• [PROVIDED DATA]:
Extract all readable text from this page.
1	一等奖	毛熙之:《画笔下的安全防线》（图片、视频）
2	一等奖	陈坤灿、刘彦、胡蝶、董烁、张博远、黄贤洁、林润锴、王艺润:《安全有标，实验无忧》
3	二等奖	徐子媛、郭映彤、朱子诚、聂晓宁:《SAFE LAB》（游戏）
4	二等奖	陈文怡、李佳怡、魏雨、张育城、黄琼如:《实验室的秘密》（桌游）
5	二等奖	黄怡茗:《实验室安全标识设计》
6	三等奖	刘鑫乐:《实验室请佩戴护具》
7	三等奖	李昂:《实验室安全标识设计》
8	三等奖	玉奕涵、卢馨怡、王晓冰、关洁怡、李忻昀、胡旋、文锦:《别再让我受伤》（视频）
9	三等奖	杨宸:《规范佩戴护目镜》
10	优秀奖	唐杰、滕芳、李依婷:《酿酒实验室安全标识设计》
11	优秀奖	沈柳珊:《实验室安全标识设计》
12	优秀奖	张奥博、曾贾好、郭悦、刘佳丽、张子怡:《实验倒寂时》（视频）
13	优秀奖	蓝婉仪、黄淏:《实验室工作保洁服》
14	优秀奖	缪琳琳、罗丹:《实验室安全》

• [YOUR INSTRUCTIONS]: Retype the entries one by one, exactly.

• [FINISHED EXERCISE]:
Extract all readable text from this page.
1	一等奖	毛熙之:《画笔下的安全防线》（图片、视频）
2	一等奖	陈坤灿、刘彦、胡蝶、董烁、张博远、黄贤洁、林润锴、王艺润:《安全有标，实验无忧》
3	二等奖	徐子媛、郭映彤、朱子诚、聂晓宁:《SAFE LAB》（游戏）
4	二等奖	陈文怡、李佳怡、魏雨、张育城、黄琼如:《实验室的秘密》（桌游）
5	二等奖	黄怡茗:《实验室安全标识设计》
6	三等奖	刘鑫乐:《实验室请佩戴护具》
7	三等奖	李昂:《实验室安全标识设计》
8	三等奖	玉奕涵、卢馨怡、王晓冰、关洁怡、李忻昀、胡旋、文锦:《别再让我受伤》（视频）
9	三等奖	杨宸:《规范佩戴护目镜》
10	优秀奖	唐杰、滕芳、李依婷:《酿酒实验室安全标识设计》
11	优秀奖	沈柳珊:《实验室安全标识设计》
12	优秀奖	张奥博、曾贾好、郭悦、刘佳丽、张子怡:《实验倒寂时》（视频）
13	优秀奖	蓝婉仪、黄淏:《实验室工作保洁服》
14	优秀奖	缪琳琳、罗丹:《实验室安全》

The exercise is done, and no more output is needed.